→ Document

━━━

Je reviens au film, le rôle principal est tenu par Céline Sallette, qui joue cette DRH, qui a une sorte de prise de conscience même si on peut se demande si celle-ci n’est pas contrainte par les événements. Comme ça a été de jouer avec elle, qui est assez remarquable dans ce rôle ?
« Céline Sallette est une actrice prodigieuse. C’était le deuxième film que nous faisions ensemble. On avait fait un autre film quand elle débutait, avec Pascal Bonitzer. Elle est extraordinaire, parce qu’elle a la beauté, le mystère des héroïnes hollywoodiennes du type Laurent Bacall, elle a le regard d’une Charlotte Rampling, de ce que le cinéma a façonné de plus vénéneux, mystérieux. En même temps c’est une fille de son temps, très simple, très directe, extrêmement instinctive comme actrice. Quand on est en face de gens comme cela, c’est très simple de jouer. Subitement, on a le personnage. Elle est en prise directe avec ce qu’elle doit jouer. On n’a pas l’impression que c’est une diva. La diva en elle, je la vois dans son regard, mais elle-même n’en est pas consciente. Elle est très humble et simple. C’est une fille très sympathique. Ce que j’aime beaucoup chez Céline Sallette, c’est qu’elle est extrêmement versatile, elle change complètement suivant les metteurs en scène. Elle change son apparence physique, elle devient un autre genre d’actrice. Je l’ai vue à Cannes dans le film d’André Téchiné, Nos années folles, qui se passe donc dans les années vingt. Elle y est merveilleuse. C’est vraiment une très bonne camarade de travail et j’aimerais beaucoup retravailler avec elle. »Le film Corporate est présenté en compétition à Karlovy Vary. Dans votre carrière vous avez eu l’occasion de voir de nombreux festivals. Comment trouvez-vous celui de Karlovy Vary ?

━━━

→ Données affichées
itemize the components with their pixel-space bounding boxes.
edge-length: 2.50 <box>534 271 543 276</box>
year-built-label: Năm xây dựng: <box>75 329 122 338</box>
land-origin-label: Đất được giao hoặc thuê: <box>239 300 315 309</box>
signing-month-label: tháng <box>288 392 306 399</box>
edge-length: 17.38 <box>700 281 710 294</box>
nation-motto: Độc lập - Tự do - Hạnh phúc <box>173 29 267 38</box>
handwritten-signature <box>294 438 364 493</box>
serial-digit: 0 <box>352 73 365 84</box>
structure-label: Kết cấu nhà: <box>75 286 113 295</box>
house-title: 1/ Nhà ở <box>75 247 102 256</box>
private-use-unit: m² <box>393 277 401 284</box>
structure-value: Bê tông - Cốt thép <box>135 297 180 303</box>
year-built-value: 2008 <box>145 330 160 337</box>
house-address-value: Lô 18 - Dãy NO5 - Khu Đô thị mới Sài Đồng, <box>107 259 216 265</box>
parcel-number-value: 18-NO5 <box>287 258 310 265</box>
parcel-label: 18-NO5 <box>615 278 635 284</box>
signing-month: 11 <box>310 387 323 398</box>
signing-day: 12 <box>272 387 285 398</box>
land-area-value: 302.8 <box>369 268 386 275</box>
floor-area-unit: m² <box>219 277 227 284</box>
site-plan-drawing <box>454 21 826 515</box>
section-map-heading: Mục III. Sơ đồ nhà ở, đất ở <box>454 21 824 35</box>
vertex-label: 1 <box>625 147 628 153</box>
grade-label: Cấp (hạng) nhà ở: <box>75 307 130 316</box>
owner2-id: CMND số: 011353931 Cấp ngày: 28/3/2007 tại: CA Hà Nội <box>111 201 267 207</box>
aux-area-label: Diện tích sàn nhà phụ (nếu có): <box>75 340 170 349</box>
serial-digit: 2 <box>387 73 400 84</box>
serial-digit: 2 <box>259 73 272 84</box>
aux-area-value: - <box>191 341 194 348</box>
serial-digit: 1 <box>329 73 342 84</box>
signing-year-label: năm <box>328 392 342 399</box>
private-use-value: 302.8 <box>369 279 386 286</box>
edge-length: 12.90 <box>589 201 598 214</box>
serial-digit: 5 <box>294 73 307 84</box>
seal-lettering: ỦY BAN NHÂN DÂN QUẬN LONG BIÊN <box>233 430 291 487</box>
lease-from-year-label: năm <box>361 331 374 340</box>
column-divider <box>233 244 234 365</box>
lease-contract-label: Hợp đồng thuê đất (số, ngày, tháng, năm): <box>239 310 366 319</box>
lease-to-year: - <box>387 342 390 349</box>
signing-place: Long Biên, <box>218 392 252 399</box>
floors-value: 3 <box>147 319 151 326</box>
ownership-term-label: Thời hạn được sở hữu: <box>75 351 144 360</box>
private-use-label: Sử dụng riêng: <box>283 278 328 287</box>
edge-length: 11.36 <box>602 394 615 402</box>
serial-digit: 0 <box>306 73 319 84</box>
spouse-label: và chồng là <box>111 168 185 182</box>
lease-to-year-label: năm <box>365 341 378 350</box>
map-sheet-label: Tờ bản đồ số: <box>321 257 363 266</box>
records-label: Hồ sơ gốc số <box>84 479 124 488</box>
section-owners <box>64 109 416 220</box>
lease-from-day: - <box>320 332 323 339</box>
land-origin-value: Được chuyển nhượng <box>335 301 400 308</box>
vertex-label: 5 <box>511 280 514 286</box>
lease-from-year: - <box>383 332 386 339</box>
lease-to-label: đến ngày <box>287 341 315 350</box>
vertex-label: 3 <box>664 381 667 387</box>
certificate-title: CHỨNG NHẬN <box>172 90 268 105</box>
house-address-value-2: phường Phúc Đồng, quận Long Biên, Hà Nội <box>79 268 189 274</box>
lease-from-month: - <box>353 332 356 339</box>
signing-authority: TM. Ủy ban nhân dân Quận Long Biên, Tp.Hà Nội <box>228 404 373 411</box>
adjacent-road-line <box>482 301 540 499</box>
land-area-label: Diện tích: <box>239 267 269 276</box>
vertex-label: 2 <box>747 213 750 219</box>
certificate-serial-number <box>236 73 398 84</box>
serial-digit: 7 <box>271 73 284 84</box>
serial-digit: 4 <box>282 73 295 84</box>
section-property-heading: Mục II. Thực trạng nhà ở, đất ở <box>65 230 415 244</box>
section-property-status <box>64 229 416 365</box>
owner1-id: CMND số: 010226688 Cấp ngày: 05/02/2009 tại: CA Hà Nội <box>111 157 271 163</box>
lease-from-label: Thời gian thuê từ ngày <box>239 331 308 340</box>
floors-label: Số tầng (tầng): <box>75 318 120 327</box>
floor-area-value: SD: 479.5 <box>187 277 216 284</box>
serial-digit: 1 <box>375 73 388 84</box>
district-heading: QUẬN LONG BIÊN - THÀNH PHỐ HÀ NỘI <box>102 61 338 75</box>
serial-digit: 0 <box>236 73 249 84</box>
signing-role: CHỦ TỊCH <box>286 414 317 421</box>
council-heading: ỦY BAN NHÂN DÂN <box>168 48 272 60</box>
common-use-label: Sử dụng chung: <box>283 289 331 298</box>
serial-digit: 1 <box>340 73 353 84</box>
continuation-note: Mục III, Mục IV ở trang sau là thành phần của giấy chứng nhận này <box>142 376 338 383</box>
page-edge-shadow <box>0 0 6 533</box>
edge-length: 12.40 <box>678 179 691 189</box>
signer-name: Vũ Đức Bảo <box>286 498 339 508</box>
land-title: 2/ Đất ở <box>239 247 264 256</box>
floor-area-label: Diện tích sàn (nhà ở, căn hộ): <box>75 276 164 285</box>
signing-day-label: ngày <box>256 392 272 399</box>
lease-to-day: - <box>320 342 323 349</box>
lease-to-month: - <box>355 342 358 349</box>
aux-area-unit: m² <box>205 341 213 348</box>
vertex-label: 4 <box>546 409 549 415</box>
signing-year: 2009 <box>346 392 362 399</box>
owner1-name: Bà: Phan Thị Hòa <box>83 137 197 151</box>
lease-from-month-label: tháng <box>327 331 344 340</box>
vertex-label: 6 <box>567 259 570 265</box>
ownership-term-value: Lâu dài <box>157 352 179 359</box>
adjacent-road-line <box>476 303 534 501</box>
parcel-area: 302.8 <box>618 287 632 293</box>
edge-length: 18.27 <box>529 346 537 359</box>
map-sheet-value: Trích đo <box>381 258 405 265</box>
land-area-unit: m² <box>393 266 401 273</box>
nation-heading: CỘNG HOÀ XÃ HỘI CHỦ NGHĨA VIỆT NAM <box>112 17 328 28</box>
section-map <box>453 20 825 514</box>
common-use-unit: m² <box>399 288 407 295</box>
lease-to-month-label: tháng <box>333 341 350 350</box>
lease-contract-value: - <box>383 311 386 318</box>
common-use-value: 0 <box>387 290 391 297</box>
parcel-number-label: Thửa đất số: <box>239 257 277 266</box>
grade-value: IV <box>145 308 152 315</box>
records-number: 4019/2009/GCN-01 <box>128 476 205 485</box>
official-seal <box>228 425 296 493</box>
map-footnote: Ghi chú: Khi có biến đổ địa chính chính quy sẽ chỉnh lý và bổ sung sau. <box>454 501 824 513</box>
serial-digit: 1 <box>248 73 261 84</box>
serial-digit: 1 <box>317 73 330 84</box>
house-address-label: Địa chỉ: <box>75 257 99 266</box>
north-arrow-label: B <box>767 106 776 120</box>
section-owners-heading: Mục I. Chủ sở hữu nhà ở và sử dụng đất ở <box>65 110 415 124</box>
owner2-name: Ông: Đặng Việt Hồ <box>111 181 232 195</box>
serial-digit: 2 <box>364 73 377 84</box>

━━━

→ Consigne
Dans l'entretien, relevez chaque adjectif précédé d'un adverbe d'intensité au sein de la phrase commençant par « En même temps c'est une fille de son temps ». Conservez l'adverbe avec l'adjectif.

→ Corrigé
- très simple
- très directe
- extrêmement instinctive